• **What to work on**
Gather every line that includes the word "SHAP", please.

• **The data**
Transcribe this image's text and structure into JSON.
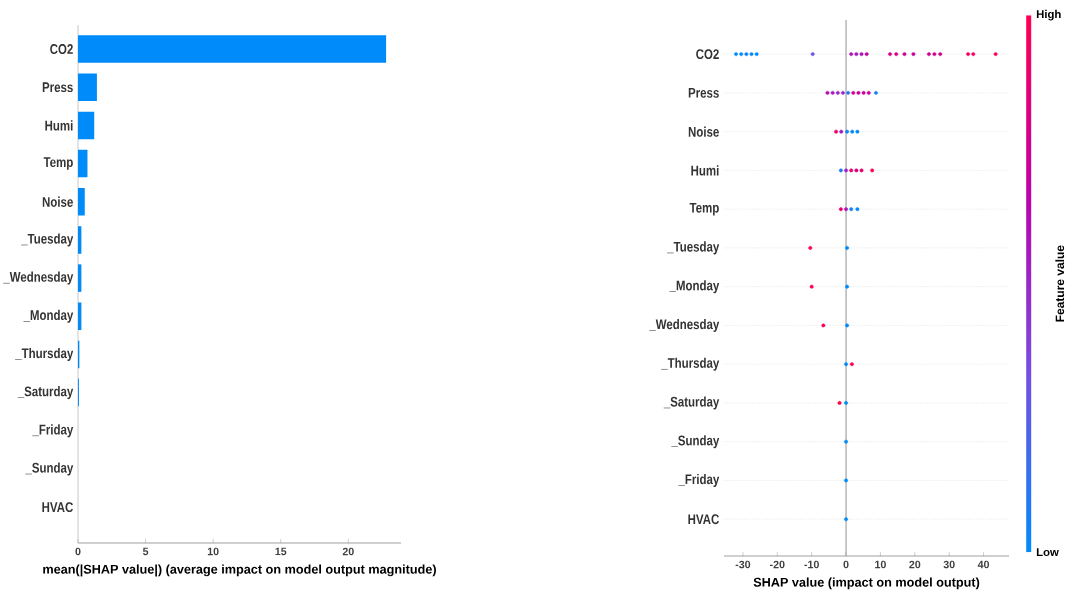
{
  "chart_data": [
    {
      "type": "bar",
      "orientation": "horizontal",
      "categories": [
        "CO2",
        "Press",
        "Humi",
        "Temp",
        "Noise",
        "_Tuesday",
        "_Wednesday",
        "_Monday",
        "_Thursday",
        "_Saturday",
        "_Friday",
        "_Sunday",
        "HVAC"
      ],
      "values": [
        22.8,
        1.4,
        1.2,
        0.7,
        0.5,
        0.25,
        0.25,
        0.25,
        0.1,
        0.07,
        null,
        null,
        0
      ],
      "color": "#008bfb",
      "xlabel": "mean(|SHAP value|) (average impact on model output magnitude)",
      "xlim": [
        0,
        23.9
      ],
      "xticks": [
        0,
        5,
        10,
        15,
        20
      ]
    },
    {
      "type": "scatter",
      "orientation": "horizontal",
      "categories": [
        "CO2",
        "Press",
        "Noise",
        "Humi",
        "Temp",
        "_Tuesday",
        "_Monday",
        "_Wednesday",
        "_Thursday",
        "_Saturday",
        "_Sunday",
        "_Friday",
        "HVAC"
      ],
      "series": [
        {
          "values": [
            -32,
            -5.4,
            -2.9,
            -1.5,
            -1.5,
            -10.4,
            -10,
            -6.6,
            0,
            -1.9,
            0,
            0,
            0
          ],
          "colors": [
            "#008bfb",
            "#b010b5",
            "#ec006c",
            "#2379f3",
            "#ec006c",
            "#ff0051",
            "#ff0051",
            "#ff0051",
            "#008bfb",
            "#ff0051",
            "#008bfb",
            "#008bfb",
            "#008bfb"
          ]
        },
        {
          "values": [
            -30.5,
            -3.9,
            -1.4,
            0,
            0,
            0.3,
            0.3,
            0.3,
            1.7,
            0,
            null,
            null,
            null
          ],
          "colors": [
            "#008bfb",
            "#a51bbe",
            "#a51bbe",
            "#9a27c6",
            "#b010b5",
            "#008bfb",
            "#008bfb",
            "#008bfb",
            "#ff0051",
            "#008bfb",
            null,
            null,
            null
          ]
        },
        {
          "values": [
            -29,
            -2.4,
            0.3,
            1.5,
            1.5,
            null,
            null,
            null,
            null,
            null,
            null,
            null,
            null
          ],
          "colors": [
            "#1282f7",
            "#9a27c6",
            "#1282f7",
            "#ec006c",
            "#1282f7",
            null,
            null,
            null,
            null,
            null,
            null,
            null,
            null
          ]
        },
        {
          "values": [
            -27.5,
            -0.9,
            1.8,
            3,
            3.3,
            null,
            null,
            null,
            null,
            null,
            null,
            null,
            null
          ],
          "colors": [
            "#008bfb",
            "#9a27c6",
            "#008bfb",
            "#d80086",
            "#008bfb",
            null,
            null,
            null,
            null,
            null,
            null,
            null,
            null
          ]
        },
        {
          "values": [
            -26,
            0.6,
            3.3,
            4.5,
            null,
            null,
            null,
            null,
            null,
            null,
            null,
            null,
            null
          ],
          "colors": [
            "#008bfb",
            "#2379f3",
            "#008bfb",
            "#ec006c",
            null,
            null,
            null,
            null,
            null,
            null,
            null,
            null,
            null
          ]
        },
        {
          "values": [
            -9.7,
            2.1,
            null,
            7.6,
            null,
            null,
            null,
            null,
            null,
            null,
            null,
            null,
            null
          ],
          "colors": [
            "#6a54e4",
            "#d80086",
            null,
            "#ff0051",
            null,
            null,
            null,
            null,
            null,
            null,
            null,
            null,
            null
          ]
        },
        {
          "values": [
            1.5,
            3.6,
            null,
            null,
            null,
            null,
            null,
            null,
            null,
            null,
            null,
            null,
            null
          ],
          "colors": [
            "#b010b5",
            "#c500a1",
            null,
            null,
            null,
            null,
            null,
            null,
            null,
            null,
            null,
            null,
            null
          ]
        },
        {
          "values": [
            3,
            5.1,
            null,
            null,
            null,
            null,
            null,
            null,
            null,
            null,
            null,
            null,
            null
          ],
          "colors": [
            "#a51bbe",
            "#ce0094",
            null,
            null,
            null,
            null,
            null,
            null,
            null,
            null,
            null,
            null,
            null
          ]
        },
        {
          "values": [
            4.5,
            6.6,
            null,
            null,
            null,
            null,
            null,
            null,
            null,
            null,
            null,
            null,
            null
          ],
          "colors": [
            "#b010b5",
            "#c500a1",
            null,
            null,
            null,
            null,
            null,
            null,
            null,
            null,
            null,
            null,
            null
          ]
        },
        {
          "values": [
            6,
            8.7,
            null,
            null,
            null,
            null,
            null,
            null,
            null,
            null,
            null,
            null,
            null
          ],
          "colors": [
            "#ba04ad",
            "#1282f7",
            null,
            null,
            null,
            null,
            null,
            null,
            null,
            null,
            null,
            null,
            null
          ]
        },
        {
          "values": [
            12.8,
            null,
            null,
            null,
            null,
            null,
            null,
            null,
            null,
            null,
            null,
            null,
            null
          ],
          "colors": [
            "#d80086",
            null,
            null,
            null,
            null,
            null,
            null,
            null,
            null,
            null,
            null,
            null,
            null
          ]
        },
        {
          "values": [
            14.6,
            null,
            null,
            null,
            null,
            null,
            null,
            null,
            null,
            null,
            null,
            null,
            null
          ],
          "colors": [
            "#d80086",
            null,
            null,
            null,
            null,
            null,
            null,
            null,
            null,
            null,
            null,
            null,
            null
          ]
        },
        {
          "values": [
            17,
            null,
            null,
            null,
            null,
            null,
            null,
            null,
            null,
            null,
            null,
            null,
            null
          ],
          "colors": [
            "#ce0094",
            null,
            null,
            null,
            null,
            null,
            null,
            null,
            null,
            null,
            null,
            null,
            null
          ]
        },
        {
          "values": [
            19.6,
            null,
            null,
            null,
            null,
            null,
            null,
            null,
            null,
            null,
            null,
            null,
            null
          ],
          "colors": [
            "#c500a1",
            null,
            null,
            null,
            null,
            null,
            null,
            null,
            null,
            null,
            null,
            null,
            null
          ]
        },
        {
          "values": [
            24.1,
            null,
            null,
            null,
            null,
            null,
            null,
            null,
            null,
            null,
            null,
            null,
            null
          ],
          "colors": [
            "#ce0094",
            null,
            null,
            null,
            null,
            null,
            null,
            null,
            null,
            null,
            null,
            null,
            null
          ]
        },
        {
          "values": [
            25.7,
            null,
            null,
            null,
            null,
            null,
            null,
            null,
            null,
            null,
            null,
            null,
            null
          ],
          "colors": [
            "#d80086",
            null,
            null,
            null,
            null,
            null,
            null,
            null,
            null,
            null,
            null,
            null,
            null
          ]
        },
        {
          "values": [
            27.4,
            null,
            null,
            null,
            null,
            null,
            null,
            null,
            null,
            null,
            null,
            null,
            null
          ],
          "colors": [
            "#d80086",
            null,
            null,
            null,
            null,
            null,
            null,
            null,
            null,
            null,
            null,
            null,
            null
          ]
        },
        {
          "values": [
            35.5,
            null,
            null,
            null,
            null,
            null,
            null,
            null,
            null,
            null,
            null,
            null,
            null
          ],
          "colors": [
            "#f5005e",
            null,
            null,
            null,
            null,
            null,
            null,
            null,
            null,
            null,
            null,
            null,
            null
          ]
        },
        {
          "values": [
            37,
            null,
            null,
            null,
            null,
            null,
            null,
            null,
            null,
            null,
            null,
            null,
            null
          ],
          "colors": [
            "#f5005e",
            null,
            null,
            null,
            null,
            null,
            null,
            null,
            null,
            null,
            null,
            null,
            null
          ]
        },
        {
          "values": [
            43.5,
            null,
            null,
            null,
            null,
            null,
            null,
            null,
            null,
            null,
            null,
            null,
            null
          ],
          "colors": [
            "#ff0051",
            null,
            null,
            null,
            null,
            null,
            null,
            null,
            null,
            null,
            null,
            null,
            null
          ]
        }
      ],
      "xlabel": "SHAP value (impact on model output)",
      "xlim": [
        -35.5,
        47.4
      ],
      "xticks": [
        -30,
        -20,
        -10,
        0,
        10,
        20,
        30,
        40
      ],
      "clabel": "Feature value",
      "clim": [
        0,
        1
      ],
      "cticks": [
        {
          "value": 0,
          "label": "Low"
        },
        {
          "value": 1,
          "label": "High"
        }
      ],
      "grid": "y",
      "ref_lines": [
        {
          "axis": "x",
          "value": 0,
          "color": "#999999"
        }
      ]
    }
  ]
}
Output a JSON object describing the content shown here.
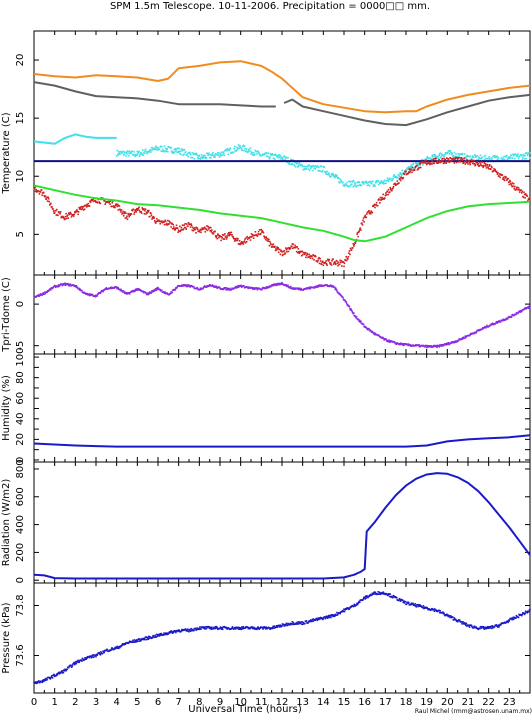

• **Exercise result**
      "xlabel": "mean(|SHAP value|) (average impact on model output magnitude)",
      "xlabel": "SHAP value (impact on model output)",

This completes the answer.